PROVIDED DATA:
━━━━━━━━━━━━━━━━━━━━
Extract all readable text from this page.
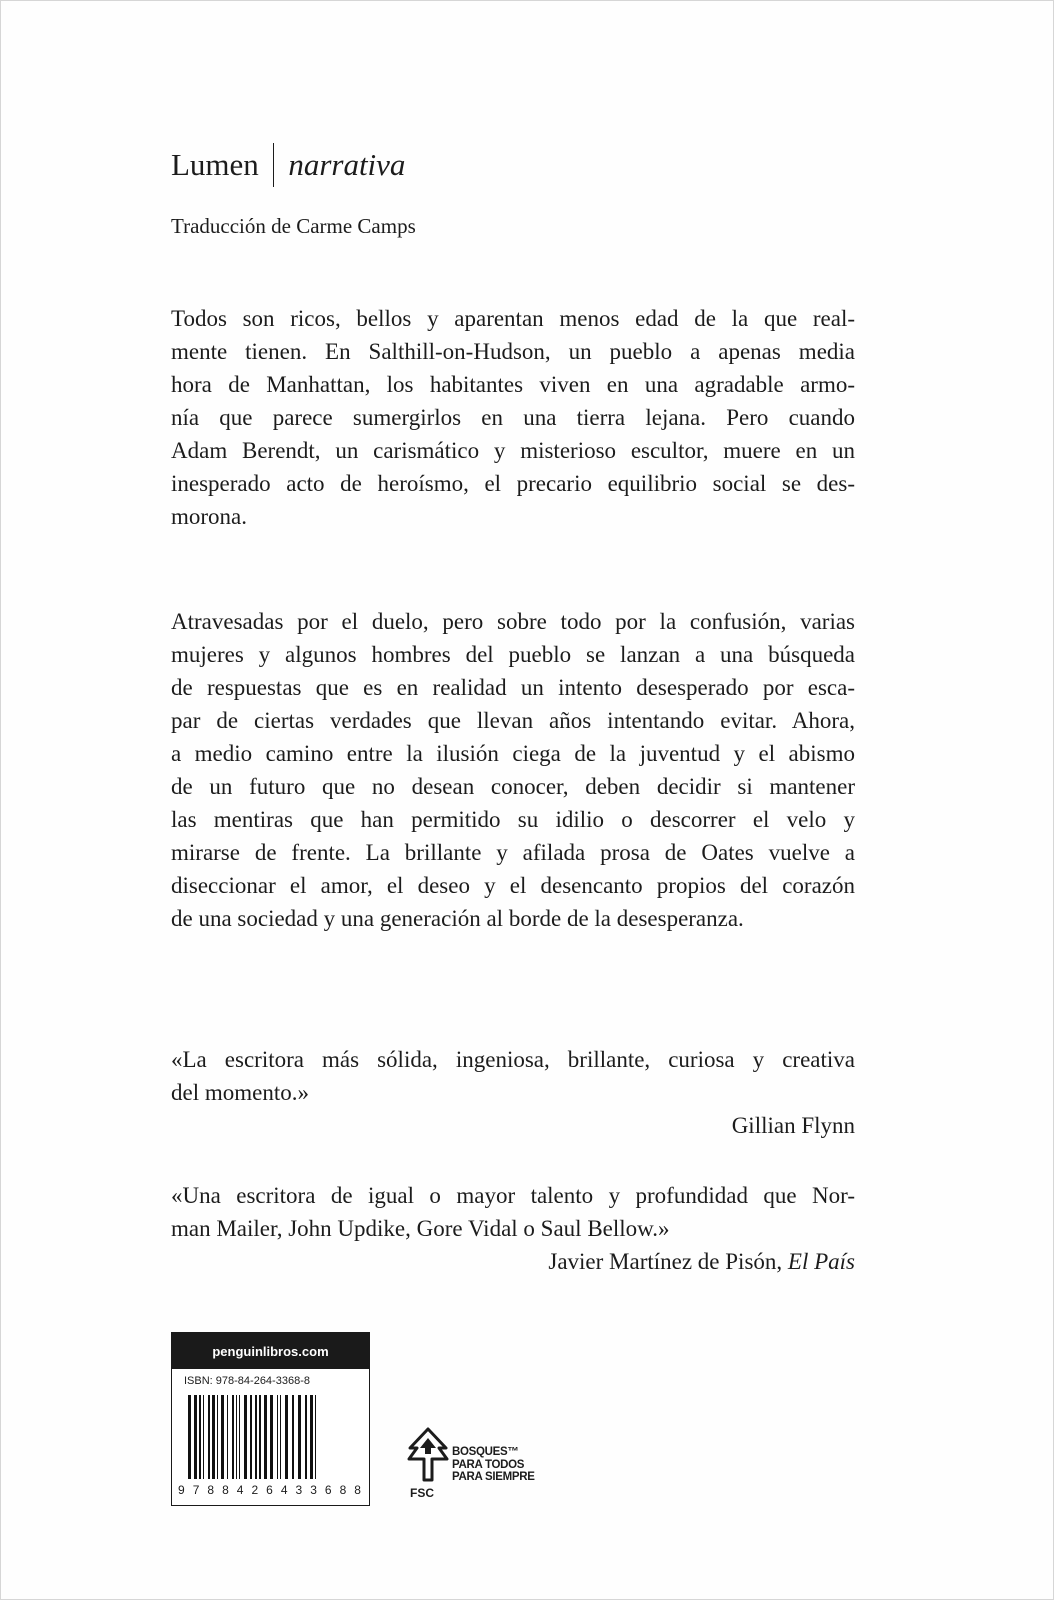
Lumen narrativa
Traducción de Carme Camps
Todos son ricos, bellos y aparentan menos edad de la que real-
mente tienen. En Salthill-on-Hudson, un pueblo a apenas media
hora de Manhattan, los habitantes viven en una agradable armo-
nía que parece sumergirlos en una tierra lejana. Pero cuando
Adam Berendt, un carismático y misterioso escultor, muere en un
inesperado acto de heroísmo, el precario equilibrio social se des-
morona.
Atravesadas por el duelo, pero sobre todo por la confusión, varias
mujeres y algunos hombres del pueblo se lanzan a una búsqueda
de respuestas que es en realidad un intento desesperado por esca-
par de ciertas verdades que llevan años intentando evitar. Ahora,
a medio camino entre la ilusión ciega de la juventud y el abismo
de un futuro que no desean conocer, deben decidir si mantener
las mentiras que han permitido su idilio o descorrer el velo y
mirarse de frente. La brillante y afilada prosa de Oates vuelve a
diseccionar el amor, el deseo y el desencanto propios del corazón
de una sociedad y una generación al borde de la desesperanza.
«La escritora más sólida, ingeniosa, brillante, curiosa y creativa
del momento.»
Gillian Flynn
«Una escritora de igual o mayor talento y profundidad que Nor-
man Mailer, John Updike, Gore Vidal o Saul Bellow.»
Javier Martínez de Pisón, El País
penguinlibros.com
ISBN: 978-84-264-3368-8
9 7 8 8 4 2 6 4 3 3 6 8 8	FSC
BOSQUES™
PARA TODOS
PARA SIEMPRE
━━━━━━━━━━━━━━━━━━━━
WHAT IS ASKED: Omit the pictures, then quote the rest of the material above exactly.

REPLY:
Extract all readable text from this page.
Lumen narrativa
Traducción de Carme Camps
Todos son ricos, bellos y aparentan menos edad de la que real-
mente tienen. En Salthill-on-Hudson, un pueblo a apenas media
hora de Manhattan, los habitantes viven en una agradable armo-
nía que parece sumergirlos en una tierra lejana. Pero cuando
Adam Berendt, un carismático y misterioso escultor, muere en un
inesperado acto de heroísmo, el precario equilibrio social se des-
morona.
Atravesadas por el duelo, pero sobre todo por la confusión, varias
mujeres y algunos hombres del pueblo se lanzan a una búsqueda
de respuestas que es en realidad un intento desesperado por esca-
par de ciertas verdades que llevan años intentando evitar. Ahora,
a medio camino entre la ilusión ciega de la juventud y el abismo
de un futuro que no desean conocer, deben decidir si mantener
las mentiras que han permitido su idilio o descorrer el velo y
mirarse de frente. La brillante y afilada prosa de Oates vuelve a
diseccionar el amor, el deseo y el desencanto propios del corazón
de una sociedad y una generación al borde de la desesperanza.
«La escritora más sólida, ingeniosa, brillante, curiosa y creativa
del momento.»
Gillian Flynn
«Una escritora de igual o mayor talento y profundidad que Nor-
man Mailer, John Updike, Gore Vidal o Saul Bellow.»
Javier Martínez de Pisón, El País
penguinlibros.com
ISBN: 978-84-264-3368-8
9 7 8 8 4 2 6 4 3 3 6 8 8	FSC
BOSQUES™
PARA TODOS
PARA SIEMPRE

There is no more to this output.